**Required work**
State how many lines of the entries hold the string "project", and output nothing but that count.

**Given entries**
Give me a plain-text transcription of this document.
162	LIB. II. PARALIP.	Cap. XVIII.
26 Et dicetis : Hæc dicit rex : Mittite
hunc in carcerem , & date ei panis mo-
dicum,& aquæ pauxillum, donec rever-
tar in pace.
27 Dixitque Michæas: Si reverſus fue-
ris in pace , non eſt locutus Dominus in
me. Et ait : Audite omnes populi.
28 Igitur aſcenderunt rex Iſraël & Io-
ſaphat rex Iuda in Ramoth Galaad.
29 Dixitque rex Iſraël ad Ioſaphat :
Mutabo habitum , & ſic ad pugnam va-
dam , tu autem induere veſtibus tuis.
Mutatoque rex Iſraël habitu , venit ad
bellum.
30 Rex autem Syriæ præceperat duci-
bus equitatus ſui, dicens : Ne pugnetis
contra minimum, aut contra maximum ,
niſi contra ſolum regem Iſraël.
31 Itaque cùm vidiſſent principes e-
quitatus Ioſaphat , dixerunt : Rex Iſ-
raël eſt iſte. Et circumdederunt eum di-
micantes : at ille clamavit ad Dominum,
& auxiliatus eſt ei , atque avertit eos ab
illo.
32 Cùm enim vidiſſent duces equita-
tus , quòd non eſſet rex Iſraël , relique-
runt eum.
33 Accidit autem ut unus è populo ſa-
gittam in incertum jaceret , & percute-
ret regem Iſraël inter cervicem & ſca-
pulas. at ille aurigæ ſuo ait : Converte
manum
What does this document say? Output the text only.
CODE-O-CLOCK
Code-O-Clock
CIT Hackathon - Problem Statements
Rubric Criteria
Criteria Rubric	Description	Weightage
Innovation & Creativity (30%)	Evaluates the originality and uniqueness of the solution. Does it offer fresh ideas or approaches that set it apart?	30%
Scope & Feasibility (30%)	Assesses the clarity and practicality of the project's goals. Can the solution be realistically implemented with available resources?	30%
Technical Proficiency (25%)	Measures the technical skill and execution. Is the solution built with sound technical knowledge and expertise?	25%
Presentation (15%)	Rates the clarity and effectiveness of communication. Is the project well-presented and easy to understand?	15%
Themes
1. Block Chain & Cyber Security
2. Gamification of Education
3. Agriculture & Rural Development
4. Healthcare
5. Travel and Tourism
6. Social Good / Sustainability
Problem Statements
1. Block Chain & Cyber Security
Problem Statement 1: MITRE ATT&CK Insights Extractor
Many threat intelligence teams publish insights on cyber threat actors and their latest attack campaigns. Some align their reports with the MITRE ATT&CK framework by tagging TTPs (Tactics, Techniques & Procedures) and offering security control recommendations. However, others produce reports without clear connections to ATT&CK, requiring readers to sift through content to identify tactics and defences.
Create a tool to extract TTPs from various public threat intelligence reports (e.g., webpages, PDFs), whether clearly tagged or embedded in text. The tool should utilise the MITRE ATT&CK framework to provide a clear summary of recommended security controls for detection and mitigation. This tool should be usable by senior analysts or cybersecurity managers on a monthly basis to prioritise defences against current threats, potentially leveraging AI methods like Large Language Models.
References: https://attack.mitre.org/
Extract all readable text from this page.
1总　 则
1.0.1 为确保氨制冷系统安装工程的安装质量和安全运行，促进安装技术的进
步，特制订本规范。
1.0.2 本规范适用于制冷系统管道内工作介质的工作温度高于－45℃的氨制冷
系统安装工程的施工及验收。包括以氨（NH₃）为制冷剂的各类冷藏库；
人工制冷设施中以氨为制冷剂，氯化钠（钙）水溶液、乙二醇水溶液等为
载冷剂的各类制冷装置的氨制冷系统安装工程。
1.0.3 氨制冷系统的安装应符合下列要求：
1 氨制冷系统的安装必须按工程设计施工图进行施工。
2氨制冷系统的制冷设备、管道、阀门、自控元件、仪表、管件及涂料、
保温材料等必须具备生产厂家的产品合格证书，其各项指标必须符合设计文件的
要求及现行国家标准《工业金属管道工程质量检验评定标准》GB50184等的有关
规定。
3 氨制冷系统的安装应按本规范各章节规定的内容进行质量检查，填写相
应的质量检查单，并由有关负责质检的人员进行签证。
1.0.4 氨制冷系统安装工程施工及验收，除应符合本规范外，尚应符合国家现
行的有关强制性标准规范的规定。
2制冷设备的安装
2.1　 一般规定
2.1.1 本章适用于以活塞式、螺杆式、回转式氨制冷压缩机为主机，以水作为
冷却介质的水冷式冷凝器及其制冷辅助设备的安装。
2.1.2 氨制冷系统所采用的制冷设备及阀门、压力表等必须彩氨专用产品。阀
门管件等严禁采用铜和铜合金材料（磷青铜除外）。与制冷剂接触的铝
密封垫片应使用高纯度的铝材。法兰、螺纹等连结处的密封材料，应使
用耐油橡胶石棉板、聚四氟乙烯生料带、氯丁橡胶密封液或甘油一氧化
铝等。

**Exercise response**
2